## RECORD SET
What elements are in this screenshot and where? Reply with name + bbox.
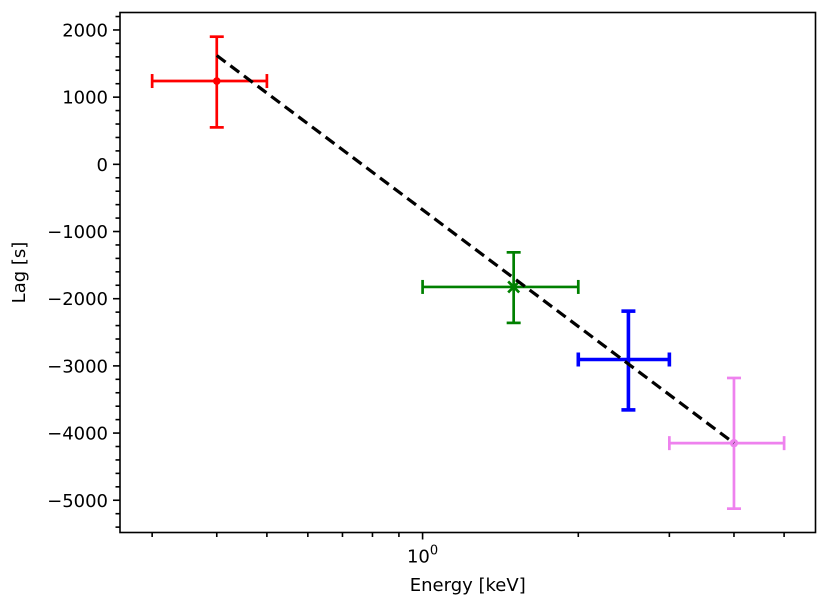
x-axis-label: Energy [keV] <box>410 575 526 596</box>
y-tick-label: 0 <box>97 155 108 176</box>
y-tick-label: −3000 <box>47 356 108 377</box>
y-tick-label: −1000 <box>47 222 108 243</box>
dashed-fit-line <box>215 54 735 445</box>
plot-area: 2000 1000 0 −1000 −2000 −3000 −4000 −5000 100 <box>47 11 817 568</box>
marker-point-green <box>507 280 521 294</box>
x-tick-label: 100 <box>407 544 438 568</box>
plot-frame <box>119 11 817 534</box>
y-tick-label: −2000 <box>47 289 108 310</box>
y-tick-label: 1000 <box>62 88 108 109</box>
y-axis-label: Lag [s] <box>9 242 30 304</box>
y-tick-label: −5000 <box>47 491 108 512</box>
y-tick-label: −4000 <box>47 424 108 445</box>
marker-point-red <box>212 77 221 85</box>
y-tick-label: 2000 <box>62 20 108 41</box>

## REQUEST
Turn each line of the material above into a numbered list, skipping blank lines. Leave the picture out.

## CORRECT RESPONSE
1. What elements are in this screenshot and where? Reply with name + bbox.
2. x-axis-label: Energy [keV] <box>410 575 526 596</box>
3. y-tick-label: 0 <box>97 155 108 176</box>
4. y-tick-label: −3000 <box>47 356 108 377</box>
5. y-tick-label: −1000 <box>47 222 108 243</box>
6. dashed-fit-line <box>215 54 735 445</box>
7. plot-area: 2000 1000 0 −1000 −2000 −3000 −4000 −5000 100 <box>47 11 817 568</box>
8. marker-point-green <box>507 280 521 294</box>
9. x-tick-label: 100 <box>407 544 438 568</box>
10. plot-frame <box>119 11 817 534</box>
11. y-tick-label: −2000 <box>47 289 108 310</box>
12. y-tick-label: 1000 <box>62 88 108 109</box>
13. y-axis-label: Lag [s] <box>9 242 30 304</box>
14. y-tick-label: −5000 <box>47 491 108 512</box>
15. y-tick-label: −4000 <box>47 424 108 445</box>
16. marker-point-red <box>212 77 221 85</box>
17. y-tick-label: 2000 <box>62 20 108 41</box>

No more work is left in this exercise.